▶ _Written instruction_:
Check each line below for the word "West", and copy those that have it.

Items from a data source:
========

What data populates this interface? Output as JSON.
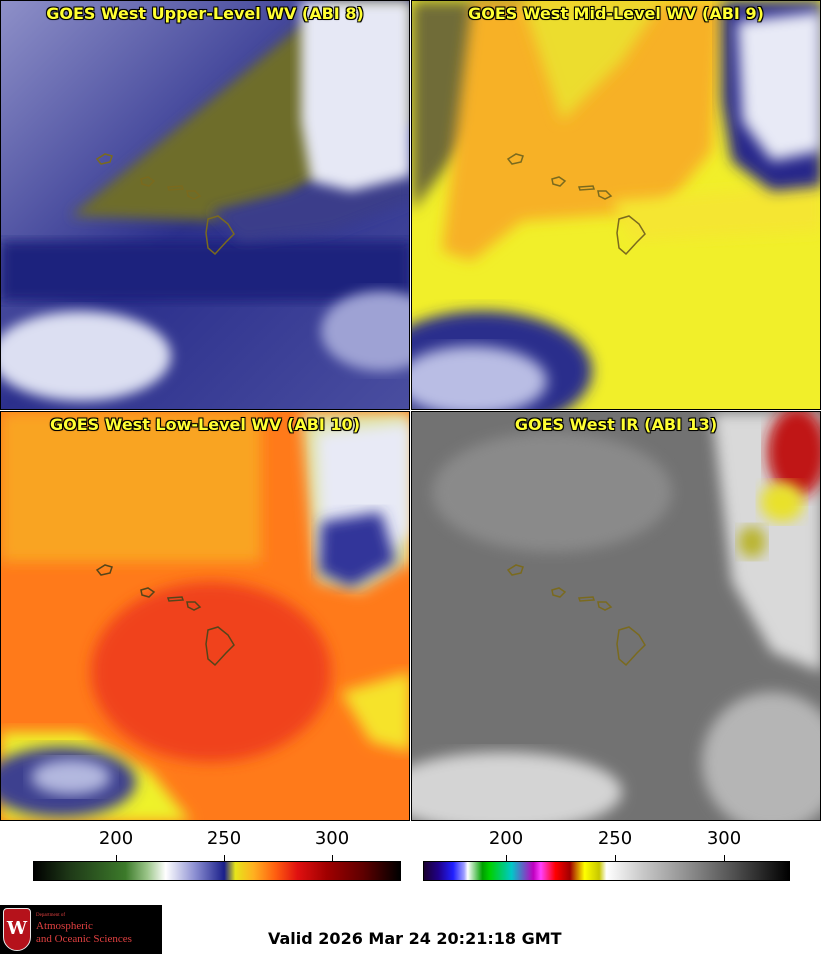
{
  "panels": [
    {
      "title": "GOES West Upper-Level WV (ABI 8)"
    },
    {
      "title": "GOES West Mid-Level WV (ABI 9)"
    },
    {
      "title": "GOES West Low-Level WV (ABI 10)"
    },
    {
      "title": "GOES West IR (ABI 13)"
    }
  ],
  "colorbars": {
    "wv": {
      "ticks": [
        "200",
        "250",
        "300"
      ]
    },
    "ir": {
      "ticks": [
        "200",
        "250",
        "300"
      ]
    }
  },
  "logo": {
    "dept": "Department of",
    "line1": "Atmospheric",
    "line2": "and Oceanic Sciences",
    "shield": "W"
  },
  "valid_text": "Valid 2026 Mar 24 20:21:18 GMT",
  "colors": {
    "title_yellow": "#ffff33",
    "coastline": "#7a6a1e"
  }
}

========

▶ _The result_:
      "title": "GOES West Upper-Level WV (ABI 8)"
      "title": "GOES West Mid-Level WV (ABI 9)"
      "title": "GOES West Low-Level WV (ABI 10)"
      "title": "GOES West IR (ABI 13)"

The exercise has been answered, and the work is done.